# Exercise requirements
Tally the lines holding "text" and state only that figure.

# Records for this exercise
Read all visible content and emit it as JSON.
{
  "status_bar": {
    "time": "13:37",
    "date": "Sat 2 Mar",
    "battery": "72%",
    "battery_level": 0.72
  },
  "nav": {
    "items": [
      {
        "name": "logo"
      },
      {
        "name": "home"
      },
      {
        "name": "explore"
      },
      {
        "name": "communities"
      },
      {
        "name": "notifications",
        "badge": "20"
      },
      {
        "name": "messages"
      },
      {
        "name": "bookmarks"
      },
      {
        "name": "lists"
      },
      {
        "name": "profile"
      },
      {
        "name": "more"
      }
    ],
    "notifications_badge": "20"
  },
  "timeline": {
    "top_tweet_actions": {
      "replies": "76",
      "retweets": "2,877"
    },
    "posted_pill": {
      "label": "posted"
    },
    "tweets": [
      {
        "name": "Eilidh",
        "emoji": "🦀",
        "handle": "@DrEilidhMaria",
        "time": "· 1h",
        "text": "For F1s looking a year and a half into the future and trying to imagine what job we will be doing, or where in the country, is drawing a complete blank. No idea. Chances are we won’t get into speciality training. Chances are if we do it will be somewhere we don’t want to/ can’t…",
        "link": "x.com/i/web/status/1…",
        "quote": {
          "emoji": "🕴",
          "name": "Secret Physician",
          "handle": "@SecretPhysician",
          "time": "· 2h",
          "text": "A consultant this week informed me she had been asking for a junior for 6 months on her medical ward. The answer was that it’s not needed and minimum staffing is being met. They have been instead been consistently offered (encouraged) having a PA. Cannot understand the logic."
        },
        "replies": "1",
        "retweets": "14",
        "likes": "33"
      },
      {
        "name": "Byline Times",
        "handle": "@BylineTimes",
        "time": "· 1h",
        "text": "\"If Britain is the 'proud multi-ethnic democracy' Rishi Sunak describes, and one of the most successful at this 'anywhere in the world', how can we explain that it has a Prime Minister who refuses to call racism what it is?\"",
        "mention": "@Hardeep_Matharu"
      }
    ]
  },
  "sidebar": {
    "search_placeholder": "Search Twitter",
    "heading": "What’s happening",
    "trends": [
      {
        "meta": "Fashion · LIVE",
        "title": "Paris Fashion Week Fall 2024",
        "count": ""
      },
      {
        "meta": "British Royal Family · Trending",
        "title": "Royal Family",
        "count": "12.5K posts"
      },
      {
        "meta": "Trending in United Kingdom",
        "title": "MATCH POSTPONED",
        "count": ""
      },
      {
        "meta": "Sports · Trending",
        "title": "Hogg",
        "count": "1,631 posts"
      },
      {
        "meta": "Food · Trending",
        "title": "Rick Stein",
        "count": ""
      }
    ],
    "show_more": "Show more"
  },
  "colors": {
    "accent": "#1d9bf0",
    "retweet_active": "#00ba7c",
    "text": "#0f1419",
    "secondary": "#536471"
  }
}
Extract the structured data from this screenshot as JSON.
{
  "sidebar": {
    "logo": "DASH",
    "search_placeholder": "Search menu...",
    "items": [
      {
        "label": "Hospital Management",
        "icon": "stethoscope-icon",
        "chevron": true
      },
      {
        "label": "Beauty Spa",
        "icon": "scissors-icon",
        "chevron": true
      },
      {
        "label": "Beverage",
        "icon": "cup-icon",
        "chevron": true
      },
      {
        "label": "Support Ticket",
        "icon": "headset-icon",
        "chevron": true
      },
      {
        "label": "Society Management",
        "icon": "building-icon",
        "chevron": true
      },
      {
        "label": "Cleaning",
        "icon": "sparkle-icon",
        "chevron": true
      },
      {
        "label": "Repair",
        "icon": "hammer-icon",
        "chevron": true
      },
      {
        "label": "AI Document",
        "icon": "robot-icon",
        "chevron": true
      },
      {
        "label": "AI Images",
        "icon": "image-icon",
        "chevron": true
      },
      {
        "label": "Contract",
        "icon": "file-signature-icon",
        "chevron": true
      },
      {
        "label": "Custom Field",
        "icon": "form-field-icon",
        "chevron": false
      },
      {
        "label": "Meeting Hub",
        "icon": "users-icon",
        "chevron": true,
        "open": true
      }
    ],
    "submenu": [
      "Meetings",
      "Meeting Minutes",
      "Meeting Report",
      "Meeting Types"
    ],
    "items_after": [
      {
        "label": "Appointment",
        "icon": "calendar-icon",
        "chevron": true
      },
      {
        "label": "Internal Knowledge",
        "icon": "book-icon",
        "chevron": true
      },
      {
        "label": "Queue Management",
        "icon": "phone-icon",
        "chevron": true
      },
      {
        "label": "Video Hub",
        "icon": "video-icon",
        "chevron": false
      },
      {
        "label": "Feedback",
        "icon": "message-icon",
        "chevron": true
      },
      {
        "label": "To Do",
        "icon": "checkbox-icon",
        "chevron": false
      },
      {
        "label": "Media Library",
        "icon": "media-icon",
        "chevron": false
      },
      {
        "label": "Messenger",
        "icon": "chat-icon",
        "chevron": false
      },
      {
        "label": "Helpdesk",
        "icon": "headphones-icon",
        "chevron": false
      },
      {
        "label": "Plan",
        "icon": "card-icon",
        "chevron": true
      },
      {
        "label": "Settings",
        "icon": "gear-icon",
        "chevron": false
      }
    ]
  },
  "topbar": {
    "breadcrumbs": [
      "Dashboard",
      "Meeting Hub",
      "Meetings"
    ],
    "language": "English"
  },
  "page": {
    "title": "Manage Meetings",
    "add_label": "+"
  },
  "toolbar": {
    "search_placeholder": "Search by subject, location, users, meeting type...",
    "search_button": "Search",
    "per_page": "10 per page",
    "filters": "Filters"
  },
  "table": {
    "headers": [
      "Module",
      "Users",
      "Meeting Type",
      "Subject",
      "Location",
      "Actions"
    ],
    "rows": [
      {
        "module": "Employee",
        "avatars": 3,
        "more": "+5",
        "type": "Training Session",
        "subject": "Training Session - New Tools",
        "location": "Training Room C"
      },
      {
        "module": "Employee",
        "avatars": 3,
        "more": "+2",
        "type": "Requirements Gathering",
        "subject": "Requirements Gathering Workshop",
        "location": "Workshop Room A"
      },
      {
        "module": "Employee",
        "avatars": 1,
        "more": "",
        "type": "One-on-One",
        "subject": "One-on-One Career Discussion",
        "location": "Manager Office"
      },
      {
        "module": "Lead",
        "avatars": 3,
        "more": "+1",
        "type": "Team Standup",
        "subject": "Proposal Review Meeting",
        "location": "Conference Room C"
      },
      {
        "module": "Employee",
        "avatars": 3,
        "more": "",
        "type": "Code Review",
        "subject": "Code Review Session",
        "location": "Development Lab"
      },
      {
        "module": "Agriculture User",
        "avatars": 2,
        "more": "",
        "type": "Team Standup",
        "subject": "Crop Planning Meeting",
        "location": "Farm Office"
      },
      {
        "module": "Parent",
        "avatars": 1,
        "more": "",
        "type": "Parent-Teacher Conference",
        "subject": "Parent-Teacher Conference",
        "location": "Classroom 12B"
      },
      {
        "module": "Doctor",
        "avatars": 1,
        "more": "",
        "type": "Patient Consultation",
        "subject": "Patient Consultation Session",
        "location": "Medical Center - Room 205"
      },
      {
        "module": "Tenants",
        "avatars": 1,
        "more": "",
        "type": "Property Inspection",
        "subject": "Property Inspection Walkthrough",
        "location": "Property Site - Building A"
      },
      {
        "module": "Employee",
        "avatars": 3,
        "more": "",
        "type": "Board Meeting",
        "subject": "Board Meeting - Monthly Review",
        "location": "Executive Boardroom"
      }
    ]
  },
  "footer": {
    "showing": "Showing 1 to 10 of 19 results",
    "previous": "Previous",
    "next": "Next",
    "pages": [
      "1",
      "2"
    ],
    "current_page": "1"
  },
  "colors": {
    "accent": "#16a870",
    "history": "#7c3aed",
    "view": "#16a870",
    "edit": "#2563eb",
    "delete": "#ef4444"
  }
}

# Response below
4